TO BE DONE: Write out the material again exactly, please, and omit the pictures.

Dataset excerpts

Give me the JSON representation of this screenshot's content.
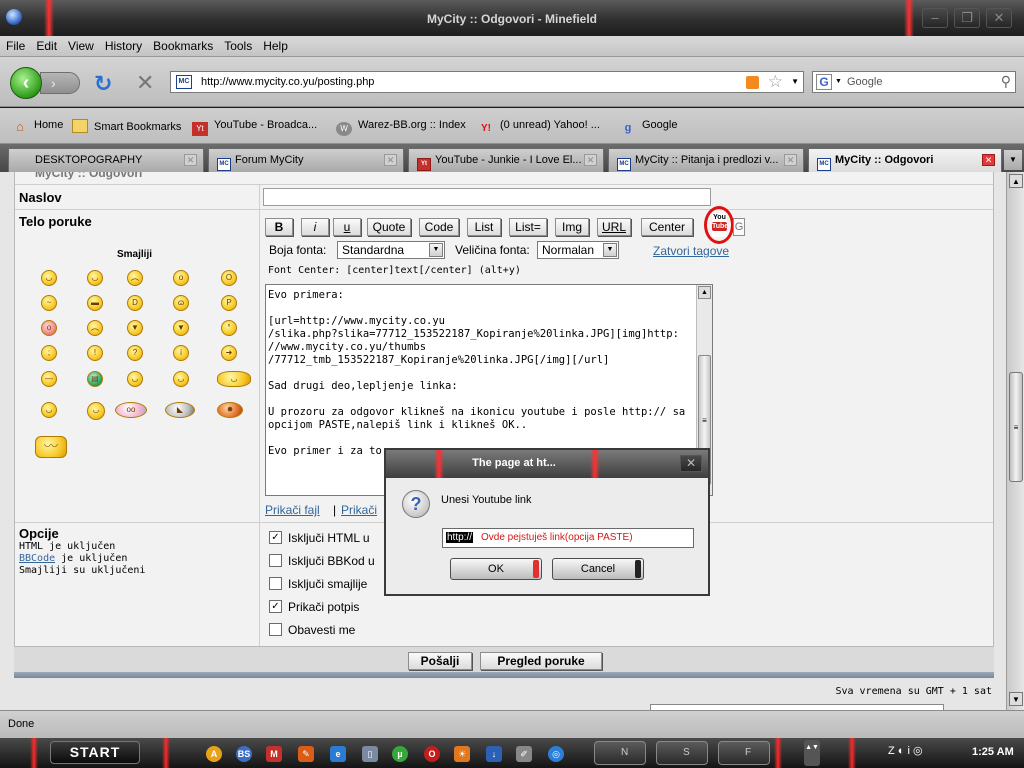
{
  "window": {
    "title": "MyCity :: Odgovori - Minefield"
  },
  "menu": [
    "File",
    "Edit",
    "View",
    "History",
    "Bookmarks",
    "Tools",
    "Help"
  ],
  "nav": {
    "url": "http://www.mycity.co.yu/posting.php",
    "search_placeholder": "Google"
  },
  "bookmarks": [
    {
      "label": "Home"
    },
    {
      "label": "Smart Bookmarks"
    },
    {
      "label": "YouTube - Broadca..."
    },
    {
      "label": "Warez-BB.org :: Index"
    },
    {
      "label": "(0 unread) Yahoo! ..."
    },
    {
      "label": "Google"
    }
  ],
  "tabs": [
    {
      "label": "DESKTOPOGRAPHY"
    },
    {
      "label": "Forum MyCity"
    },
    {
      "label": "YouTube - Junkie - I Love El..."
    },
    {
      "label": "MyCity :: Pitanja i predlozi v..."
    },
    {
      "label": "MyCity :: Odgovori"
    }
  ],
  "form": {
    "breadcrumb": "MyCity :: Odgovori",
    "subject_label": "Naslov",
    "subject_value": "",
    "body_label": "Telo poruke",
    "smilies_title": "Smajliji",
    "bbcode_buttons": [
      "B",
      "i",
      "u",
      "Quote",
      "Code",
      "List",
      "List=",
      "Img",
      "URL",
      "Center"
    ],
    "youtube_icon_text": "You Tube",
    "font_color_label": "Boja fonta:",
    "font_color_value": "Standardna",
    "font_size_label": "Veličina fonta:",
    "font_size_value": "Normalan",
    "close_tags": "Zatvori tagove",
    "hint": "Font Center: [center]text[/center] (alt+y)",
    "body_text": "Evo primera:\n\n[url=http://www.mycity.co.yu\n/slika.php?slika=77712_153522187_Kopiranje%20linka.JPG][img]http:\n//www.mycity.co.yu/thumbs\n/77712_tmb_153522187_Kopiranje%20linka.JPG[/img][/url]\n\nSad drugi deo,lepljenje linka:\n\nU prozoru za odgovor klikneš na ikonicu youtube i posle http:// sa\nopcijom PASTE,nalepiš link i klikneš OK..\n\nEvo primer i za to:",
    "attach_file": "Prikači fajl",
    "attach_separator": "|",
    "attach_other": "Prikači",
    "options_label": "Opcije",
    "options_info": [
      "HTML je uključen",
      "BBCode je uključen",
      "Smajliji su uključeni"
    ],
    "options_info_link": "BBCode",
    "options_info_rest": " je uključen",
    "checkboxes": [
      {
        "label": "Isključi HTML u",
        "checked": true
      },
      {
        "label": "Isključi BBKod u",
        "checked": false
      },
      {
        "label": "Isključi smajlije",
        "checked": false
      },
      {
        "label": "Prikači potpis",
        "checked": true
      },
      {
        "label": "Obavesti me",
        "checked": false
      }
    ],
    "submit": "Pošalji",
    "preview": "Pregled poruke",
    "timezone": "Sva vremena su GMT + 1 sat"
  },
  "dialog": {
    "title": "The page at ht...",
    "prompt": "Unesi Youtube link",
    "input_selected": "http://",
    "input_note": "Ovde pejstuješ link(opcija PASTE)",
    "ok": "OK",
    "cancel": "Cancel"
  },
  "status": "Done",
  "taskbar": {
    "start": "START",
    "clock": "1:25 AM"
  },
  "colors": {
    "highlight_red": "#e01010",
    "link_blue": "#33679b"
  }
}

REPLY TO THE EXERCISE:
Give me the JSON representation of this screenshot's content.
{
  "window": {
    "title": "MyCity :: Odgovori - Minefield"
  },
  "menu": [
    "File",
    "Edit",
    "View",
    "History",
    "Bookmarks",
    "Tools",
    "Help"
  ],
  "nav": {
    "url": "http://www.mycity.co.yu/posting.php",
    "search_placeholder": "Google"
  },
  "bookmarks": [
    {
      "label": "Home"
    },
    {
      "label": "Smart Bookmarks"
    },
    {
      "label": "YouTube - Broadca..."
    },
    {
      "label": "Warez-BB.org :: Index"
    },
    {
      "label": "(0 unread) Yahoo! ..."
    },
    {
      "label": "Google"
    }
  ],
  "tabs": [
    {
      "label": "DESKTOPOGRAPHY"
    },
    {
      "label": "Forum MyCity"
    },
    {
      "label": "YouTube - Junkie - I Love El..."
    },
    {
      "label": "MyCity :: Pitanja i predlozi v..."
    },
    {
      "label": "MyCity :: Odgovori"
    }
  ],
  "form": {
    "breadcrumb": "MyCity :: Odgovori",
    "subject_label": "Naslov",
    "subject_value": "",
    "body_label": "Telo poruke",
    "smilies_title": "Smajliji",
    "bbcode_buttons": [
      "B",
      "i",
      "u",
      "Quote",
      "Code",
      "List",
      "List=",
      "Img",
      "URL",
      "Center"
    ],
    "youtube_icon_text": "You Tube",
    "font_color_label": "Boja fonta:",
    "font_color_value": "Standardna",
    "font_size_label": "Veličina fonta:",
    "font_size_value": "Normalan",
    "close_tags": "Zatvori tagove",
    "hint": "Font Center: [center]text[/center] (alt+y)",
    "body_text": "Evo primera:\n\n[url=http://www.mycity.co.yu\n/slika.php?slika=77712_153522187_Kopiranje%20linka.JPG][img]http:\n//www.mycity.co.yu/thumbs\n/77712_tmb_153522187_Kopiranje%20linka.JPG[/img][/url]\n\nSad drugi deo,lepljenje linka:\n\nU prozoru za odgovor klikneš na ikonicu youtube i posle http:// sa\nopcijom PASTE,nalepiš link i klikneš OK..\n\nEvo primer i za to:",
    "attach_file": "Prikači fajl",
    "attach_separator": "|",
    "attach_other": "Prikači",
    "options_label": "Opcije",
    "options_info": [
      "HTML je uključen",
      "BBCode je uključen",
      "Smajliji su uključeni"
    ],
    "options_info_link": "BBCode",
    "options_info_rest": " je uključen",
    "checkboxes": [
      {
        "label": "Isključi HTML u",
        "checked": true
      },
      {
        "label": "Isključi BBKod u",
        "checked": false
      },
      {
        "label": "Isključi smajlije",
        "checked": false
      },
      {
        "label": "Prikači potpis",
        "checked": true
      },
      {
        "label": "Obavesti me",
        "checked": false
      }
    ],
    "submit": "Pošalji",
    "preview": "Pregled poruke",
    "timezone": "Sva vremena su GMT + 1 sat"
  },
  "dialog": {
    "title": "The page at ht...",
    "prompt": "Unesi Youtube link",
    "input_selected": "http://",
    "input_note": "Ovde pejstuješ link(opcija PASTE)",
    "ok": "OK",
    "cancel": "Cancel"
  },
  "status": "Done",
  "taskbar": {
    "start": "START",
    "clock": "1:25 AM"
  },
  "colors": {
    "highlight_red": "#e01010",
    "link_blue": "#33679b"
  }
}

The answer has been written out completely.